> Work to complete: Return the material word for word. Do not include the pictures.

[Stored items]
"""

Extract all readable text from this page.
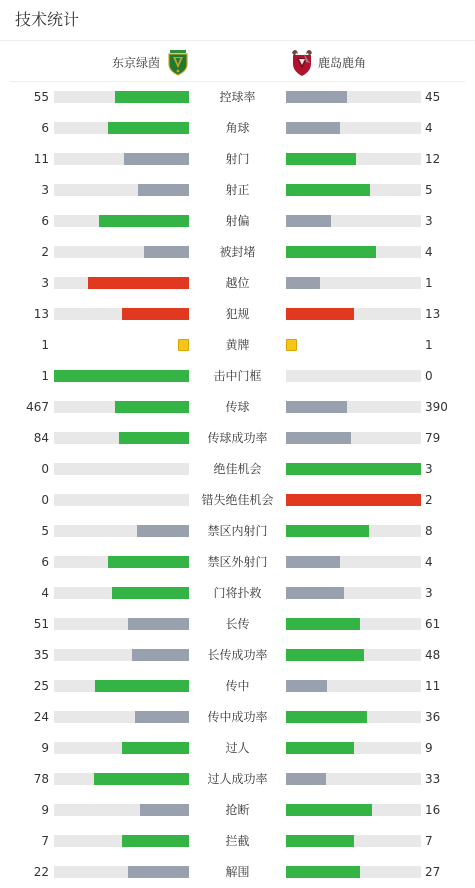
技术统计
东京绿茵	鹿岛鹿角
55	控球率	45
6	角球	4
11	射门	12
3	射正	5
6	射偏	3
2	被封堵	4
3	越位	1
13	犯规	13
1	黄牌	1
1	击中门框	0
467	传球	390
84	传球成功率	79
0	绝佳机会	3
0	错失绝佳机会	2
5	禁区内射门	8
6	禁区外射门	4
4	门将扑救	3
51	长传	61
35	长传成功率	48
25	传中	11
24	传中成功率	36
9	过人	9
78	过人成功率	33
9	抢断	16
7	拦截	7
22	解围	27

"""

> Task solution:
Extract all readable text from this page.
技术统计
东京绿茵	鹿岛鹿角
55	控球率	45
6	角球	4
11	射门	12
3	射正	5
6	射偏	3
2	被封堵	4
3	越位	1
13	犯规	13
1	黄牌	1
1	击中门框	0
467	传球	390
84	传球成功率	79
0	绝佳机会	3
0	错失绝佳机会	2
5	禁区内射门	8
6	禁区外射门	4
4	门将扑救	3
51	长传	61
35	长传成功率	48
25	传中	11
24	传中成功率	36
9	过人	9
78	过人成功率	33
9	抢断	16
7	拦截	7
22	解围	27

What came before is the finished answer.